Begin DATASET ENTRIES
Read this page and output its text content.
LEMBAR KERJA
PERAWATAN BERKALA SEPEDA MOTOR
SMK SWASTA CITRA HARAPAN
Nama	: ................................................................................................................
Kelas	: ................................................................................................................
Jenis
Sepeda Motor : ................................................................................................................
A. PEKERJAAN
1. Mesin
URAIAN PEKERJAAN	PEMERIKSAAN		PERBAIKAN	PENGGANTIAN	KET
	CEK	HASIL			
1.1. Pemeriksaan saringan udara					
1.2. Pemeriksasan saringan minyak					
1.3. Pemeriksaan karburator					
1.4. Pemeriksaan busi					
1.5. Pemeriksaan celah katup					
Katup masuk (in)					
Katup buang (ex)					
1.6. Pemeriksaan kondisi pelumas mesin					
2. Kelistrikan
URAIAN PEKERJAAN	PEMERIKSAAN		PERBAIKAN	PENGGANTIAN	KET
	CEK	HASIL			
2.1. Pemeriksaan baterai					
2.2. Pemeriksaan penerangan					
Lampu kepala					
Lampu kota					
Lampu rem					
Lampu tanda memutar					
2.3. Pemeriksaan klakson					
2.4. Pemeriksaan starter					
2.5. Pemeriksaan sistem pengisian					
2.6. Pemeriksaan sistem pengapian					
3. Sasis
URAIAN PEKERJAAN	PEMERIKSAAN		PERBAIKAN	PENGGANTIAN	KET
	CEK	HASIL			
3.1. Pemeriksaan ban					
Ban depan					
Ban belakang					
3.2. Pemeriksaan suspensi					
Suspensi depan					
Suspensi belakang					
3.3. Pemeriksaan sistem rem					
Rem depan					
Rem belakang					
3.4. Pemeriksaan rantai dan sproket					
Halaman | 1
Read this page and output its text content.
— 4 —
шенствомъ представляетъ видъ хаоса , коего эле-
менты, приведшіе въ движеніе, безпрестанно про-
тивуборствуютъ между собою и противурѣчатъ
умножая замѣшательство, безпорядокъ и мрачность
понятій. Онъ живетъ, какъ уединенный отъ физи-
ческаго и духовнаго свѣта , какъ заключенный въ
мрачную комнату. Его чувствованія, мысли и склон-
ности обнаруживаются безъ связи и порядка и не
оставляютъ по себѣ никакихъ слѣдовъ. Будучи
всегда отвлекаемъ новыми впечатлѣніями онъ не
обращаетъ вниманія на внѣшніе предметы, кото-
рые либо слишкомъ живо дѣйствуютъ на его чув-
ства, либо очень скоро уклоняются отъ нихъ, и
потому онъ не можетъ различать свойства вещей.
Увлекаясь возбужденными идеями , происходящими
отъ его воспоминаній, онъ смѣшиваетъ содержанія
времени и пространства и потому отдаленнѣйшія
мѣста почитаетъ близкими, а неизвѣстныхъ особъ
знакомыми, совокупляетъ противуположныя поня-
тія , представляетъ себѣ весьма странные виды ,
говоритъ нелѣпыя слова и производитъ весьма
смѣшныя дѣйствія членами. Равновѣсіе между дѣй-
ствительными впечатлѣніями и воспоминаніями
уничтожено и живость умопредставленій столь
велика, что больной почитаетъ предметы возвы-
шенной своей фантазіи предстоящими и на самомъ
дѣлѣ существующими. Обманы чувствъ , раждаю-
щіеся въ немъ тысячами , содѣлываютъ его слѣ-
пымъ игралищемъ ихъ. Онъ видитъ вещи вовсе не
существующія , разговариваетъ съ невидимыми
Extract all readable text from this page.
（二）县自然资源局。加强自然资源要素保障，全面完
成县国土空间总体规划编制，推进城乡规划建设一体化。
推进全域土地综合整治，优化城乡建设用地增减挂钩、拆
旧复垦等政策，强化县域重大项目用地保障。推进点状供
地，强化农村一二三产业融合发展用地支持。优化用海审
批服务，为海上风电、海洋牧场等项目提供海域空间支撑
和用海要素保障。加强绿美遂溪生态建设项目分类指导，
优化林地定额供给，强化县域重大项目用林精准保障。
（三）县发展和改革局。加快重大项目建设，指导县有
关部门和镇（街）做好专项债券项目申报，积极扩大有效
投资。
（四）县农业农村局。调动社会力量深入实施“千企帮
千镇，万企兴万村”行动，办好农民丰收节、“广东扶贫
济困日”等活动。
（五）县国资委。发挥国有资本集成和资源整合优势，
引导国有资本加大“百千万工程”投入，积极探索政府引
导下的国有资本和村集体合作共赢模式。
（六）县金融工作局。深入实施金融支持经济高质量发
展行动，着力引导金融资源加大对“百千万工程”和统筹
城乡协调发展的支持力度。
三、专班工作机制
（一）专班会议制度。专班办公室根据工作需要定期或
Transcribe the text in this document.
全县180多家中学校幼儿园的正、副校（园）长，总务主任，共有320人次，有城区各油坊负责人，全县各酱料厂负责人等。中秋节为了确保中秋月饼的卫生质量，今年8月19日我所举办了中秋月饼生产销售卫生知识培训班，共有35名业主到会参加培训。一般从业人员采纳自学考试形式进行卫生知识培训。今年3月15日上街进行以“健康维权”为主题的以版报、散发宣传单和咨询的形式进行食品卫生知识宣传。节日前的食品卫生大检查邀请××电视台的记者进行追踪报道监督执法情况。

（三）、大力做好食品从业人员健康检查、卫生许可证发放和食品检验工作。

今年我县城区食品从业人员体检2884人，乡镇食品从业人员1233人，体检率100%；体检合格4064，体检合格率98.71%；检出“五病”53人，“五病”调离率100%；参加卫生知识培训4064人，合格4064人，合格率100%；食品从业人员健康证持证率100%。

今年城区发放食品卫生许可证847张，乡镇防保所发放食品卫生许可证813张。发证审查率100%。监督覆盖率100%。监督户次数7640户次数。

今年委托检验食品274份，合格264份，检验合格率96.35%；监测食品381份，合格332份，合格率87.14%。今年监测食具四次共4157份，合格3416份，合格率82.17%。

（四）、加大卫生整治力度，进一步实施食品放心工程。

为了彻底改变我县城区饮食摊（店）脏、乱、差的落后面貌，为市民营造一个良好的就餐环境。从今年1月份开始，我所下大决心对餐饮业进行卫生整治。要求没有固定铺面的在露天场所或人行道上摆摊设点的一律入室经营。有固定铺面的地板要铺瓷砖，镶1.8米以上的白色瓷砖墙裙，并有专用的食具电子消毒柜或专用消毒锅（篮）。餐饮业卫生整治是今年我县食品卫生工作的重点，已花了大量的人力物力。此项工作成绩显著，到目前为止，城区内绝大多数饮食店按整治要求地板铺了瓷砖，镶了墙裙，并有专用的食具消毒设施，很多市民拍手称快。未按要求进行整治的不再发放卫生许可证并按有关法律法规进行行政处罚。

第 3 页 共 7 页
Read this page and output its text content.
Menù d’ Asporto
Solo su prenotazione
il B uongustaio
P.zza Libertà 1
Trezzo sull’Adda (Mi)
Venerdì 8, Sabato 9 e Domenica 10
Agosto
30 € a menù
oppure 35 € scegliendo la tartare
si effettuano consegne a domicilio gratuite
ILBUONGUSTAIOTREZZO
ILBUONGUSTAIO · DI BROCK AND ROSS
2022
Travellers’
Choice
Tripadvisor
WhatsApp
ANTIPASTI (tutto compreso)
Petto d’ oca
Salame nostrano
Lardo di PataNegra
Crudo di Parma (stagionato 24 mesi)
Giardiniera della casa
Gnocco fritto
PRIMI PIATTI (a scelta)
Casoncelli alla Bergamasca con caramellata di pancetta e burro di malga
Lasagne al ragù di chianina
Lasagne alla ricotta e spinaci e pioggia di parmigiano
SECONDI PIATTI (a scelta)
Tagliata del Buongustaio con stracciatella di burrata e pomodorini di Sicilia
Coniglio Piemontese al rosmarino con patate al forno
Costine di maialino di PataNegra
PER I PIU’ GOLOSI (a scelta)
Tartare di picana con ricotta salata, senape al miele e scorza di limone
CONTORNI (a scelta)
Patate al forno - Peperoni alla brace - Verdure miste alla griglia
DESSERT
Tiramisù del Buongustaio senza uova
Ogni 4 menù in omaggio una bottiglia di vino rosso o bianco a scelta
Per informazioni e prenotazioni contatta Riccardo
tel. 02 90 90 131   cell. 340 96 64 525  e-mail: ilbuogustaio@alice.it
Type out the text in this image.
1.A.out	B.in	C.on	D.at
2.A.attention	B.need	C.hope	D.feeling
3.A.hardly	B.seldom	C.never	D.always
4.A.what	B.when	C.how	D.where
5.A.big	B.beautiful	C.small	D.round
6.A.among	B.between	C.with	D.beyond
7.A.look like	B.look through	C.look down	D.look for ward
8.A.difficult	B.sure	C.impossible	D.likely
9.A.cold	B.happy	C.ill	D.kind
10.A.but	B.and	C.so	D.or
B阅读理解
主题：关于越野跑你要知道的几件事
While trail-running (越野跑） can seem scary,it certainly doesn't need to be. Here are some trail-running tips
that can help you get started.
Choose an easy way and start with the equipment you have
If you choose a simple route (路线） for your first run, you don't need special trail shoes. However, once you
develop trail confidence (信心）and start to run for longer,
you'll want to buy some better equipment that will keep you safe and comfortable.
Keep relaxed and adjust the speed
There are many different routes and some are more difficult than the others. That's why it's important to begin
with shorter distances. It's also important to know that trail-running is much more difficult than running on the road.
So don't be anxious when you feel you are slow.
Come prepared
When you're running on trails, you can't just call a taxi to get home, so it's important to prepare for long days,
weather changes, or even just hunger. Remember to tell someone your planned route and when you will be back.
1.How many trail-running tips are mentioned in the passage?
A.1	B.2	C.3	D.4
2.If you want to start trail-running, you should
End DATASET ENTRIES
* GIVEN TASK *
Using the entries above, find all lines with "PataNegra". Copy them.

* RESPONSE *
Lardo di PataNegra
Costine di maialino di PataNegra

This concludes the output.